#### [Job]
Without the pictures, give the entries below again exactly as written.

#### [Exercise material]
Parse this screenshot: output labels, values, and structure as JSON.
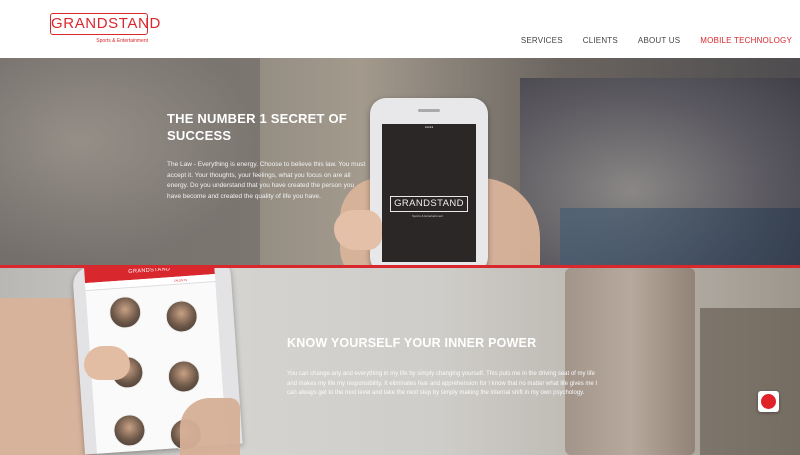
{
  "brand": {
    "logo_text": "GRANDSTAND",
    "tagline": "Sports & Entertainment",
    "color": "#d9272e"
  },
  "nav": {
    "items": [
      {
        "label": "SERVICES"
      },
      {
        "label": "CLIENTS"
      },
      {
        "label": "ABOUT US"
      },
      {
        "label": "MOBILE TECHNOLOGY",
        "active": true
      }
    ]
  },
  "hero1": {
    "title": "THE NUMBER 1 SECRET OF SUCCESS",
    "text": "The Law - Everything is energy. Choose to believe this law. You must accept it. Your thoughts, your feelings, what you focus on are all energy. Do you understand that you have created the person you have become and created the quality of life you have.",
    "phone_logo": "GRANDSTAND",
    "phone_tagline": "Sports & Entertainment"
  },
  "hero2": {
    "title": "KNOW YOURSELF YOUR INNER POWER",
    "text": "You can change any and everything in my life by simply changing yourself. This puts me in the driving seat of my life and makes my life my responsibility. It eliminates fear and apprehension for I know that no matter what life gives me I can always get to the next level and take the next step by simply making the internal shift in my own psychology.",
    "phone_app_title": "GRANDSTAND",
    "phone_tab": "TALENTS"
  },
  "chat": {
    "icon": "chat-bubble-icon"
  }
}
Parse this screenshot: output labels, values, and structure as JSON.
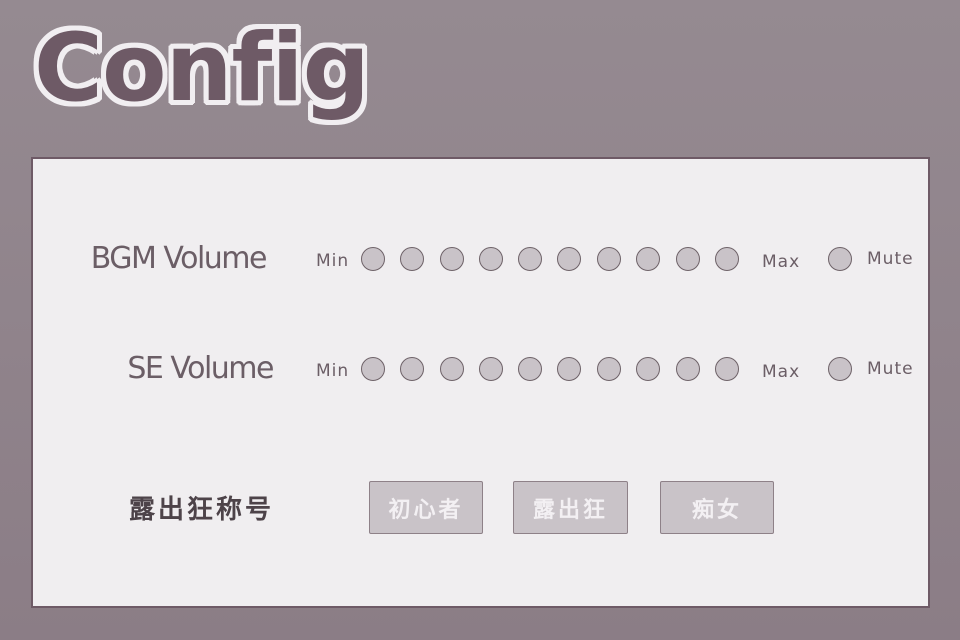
{
  "title": "Config",
  "bgm": {
    "label": "BGM Volume",
    "min_label": "Min",
    "max_label": "Max",
    "mute_label": "Mute",
    "level_count": 10
  },
  "se": {
    "label": "SE Volume",
    "min_label": "Min",
    "max_label": "Max",
    "mute_label": "Mute",
    "level_count": 10
  },
  "title_option": {
    "label": "露出狂称号",
    "options": [
      "初心者",
      "露出狂",
      "痴女"
    ]
  },
  "colors": {
    "background": "#8f838b",
    "panel": "#f0eef0",
    "dot_fill": "#c9c3c8",
    "text": "#6b5e66"
  }
}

#### [Full output]
Parse this screenshot: output labels, values, and structure as JSON.
{
  "brand": {
    "logo_text": "GRANDSTAND",
    "tagline": "Sports & Entertainment",
    "color": "#d9272e"
  },
  "nav": {
    "items": [
      {
        "label": "SERVICES"
      },
      {
        "label": "CLIENTS"
      },
      {
        "label": "ABOUT US"
      },
      {
        "label": "MOBILE TECHNOLOGY",
        "active": true
      }
    ]
  },
  "hero1": {
    "title": "THE NUMBER 1 SECRET OF SUCCESS",
    "text": "The Law - Everything is energy. Choose to believe this law. You must accept it. Your thoughts, your feelings, what you focus on are all energy. Do you understand that you have created the person you have become and created the quality of life you have.",
    "phone_logo": "GRANDSTAND",
    "phone_tagline": "Sports & Entertainment"
  },
  "hero2": {
    "title": "KNOW YOURSELF YOUR INNER POWER",
    "text": "You can change any and everything in my life by simply changing yourself. This puts me in the driving seat of my life and makes my life my responsibility. It eliminates fear and apprehension for I know that no matter what life gives me I can always get to the next level and take the next step by simply making the internal shift in my own psychology.",
    "phone_app_title": "GRANDSTAND",
    "phone_tab": "TALENTS"
  },
  "chat": {
    "icon": "chat-bubble-icon"
  }
}
Parse this screenshot: output labels, values, and structure as JSON.
{
  "title": "Config",
  "bgm": {
    "label": "BGM Volume",
    "min_label": "Min",
    "max_label": "Max",
    "mute_label": "Mute",
    "level_count": 10
  },
  "se": {
    "label": "SE Volume",
    "min_label": "Min",
    "max_label": "Max",
    "mute_label": "Mute",
    "level_count": 10
  },
  "title_option": {
    "label": "露出狂称号",
    "options": [
      "初心者",
      "露出狂",
      "痴女"
    ]
  },
  "colors": {
    "background": "#8f838b",
    "panel": "#f0eef0",
    "dot_fill": "#c9c3c8",
    "text": "#6b5e66"
  }
}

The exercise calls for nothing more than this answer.